• Entries shown

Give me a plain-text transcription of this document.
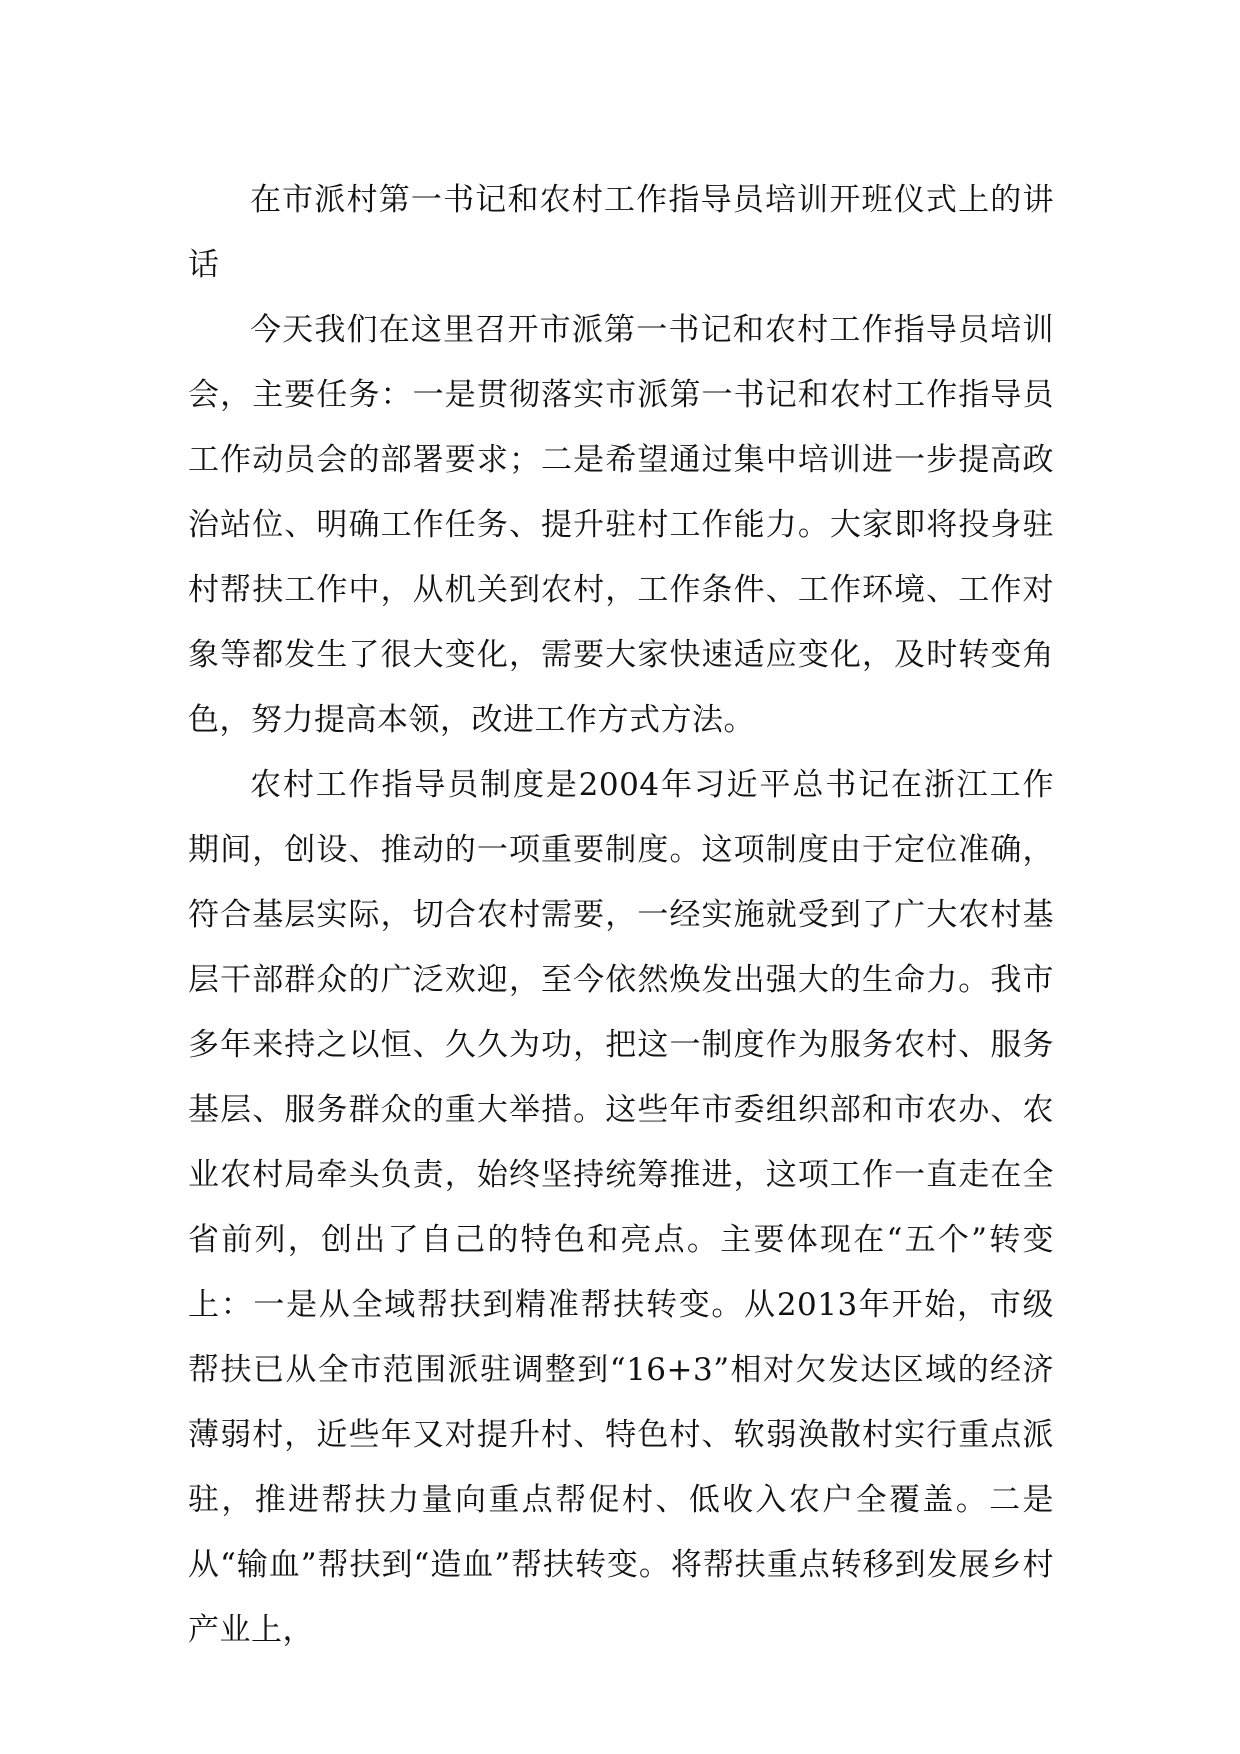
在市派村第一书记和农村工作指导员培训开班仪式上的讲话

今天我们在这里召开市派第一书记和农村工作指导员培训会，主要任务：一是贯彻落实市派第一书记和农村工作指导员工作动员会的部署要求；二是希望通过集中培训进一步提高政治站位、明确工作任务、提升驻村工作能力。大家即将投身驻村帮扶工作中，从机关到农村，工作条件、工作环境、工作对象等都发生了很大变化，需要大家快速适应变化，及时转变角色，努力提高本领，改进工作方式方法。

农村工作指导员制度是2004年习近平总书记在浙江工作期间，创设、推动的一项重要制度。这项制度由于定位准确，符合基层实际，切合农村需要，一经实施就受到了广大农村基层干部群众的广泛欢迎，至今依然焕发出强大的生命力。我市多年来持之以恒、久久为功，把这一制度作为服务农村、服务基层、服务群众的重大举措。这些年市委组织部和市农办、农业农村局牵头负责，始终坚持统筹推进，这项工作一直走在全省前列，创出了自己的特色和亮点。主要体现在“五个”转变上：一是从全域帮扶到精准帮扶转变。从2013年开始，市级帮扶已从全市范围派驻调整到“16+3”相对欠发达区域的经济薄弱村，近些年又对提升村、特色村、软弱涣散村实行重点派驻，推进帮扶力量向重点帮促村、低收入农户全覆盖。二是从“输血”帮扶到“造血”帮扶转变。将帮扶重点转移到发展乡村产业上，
* * *
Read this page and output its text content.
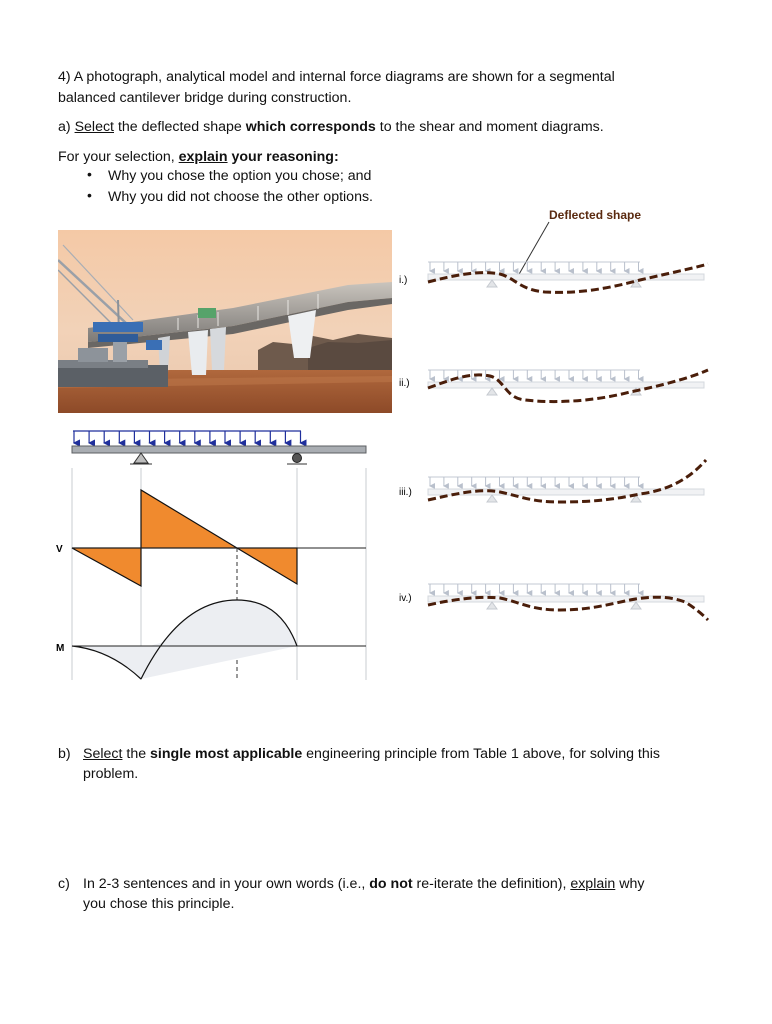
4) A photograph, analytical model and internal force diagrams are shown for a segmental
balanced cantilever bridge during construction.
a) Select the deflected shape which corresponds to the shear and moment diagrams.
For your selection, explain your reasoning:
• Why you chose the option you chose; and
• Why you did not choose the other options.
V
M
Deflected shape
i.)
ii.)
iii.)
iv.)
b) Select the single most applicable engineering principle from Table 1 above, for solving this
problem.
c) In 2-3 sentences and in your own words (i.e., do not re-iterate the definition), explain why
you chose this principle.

• Written request
Pull out every line containing "principle".

• Correct response
b) Select the single most applicable engineering principle from Table 1 above, for solving this
you chose this principle.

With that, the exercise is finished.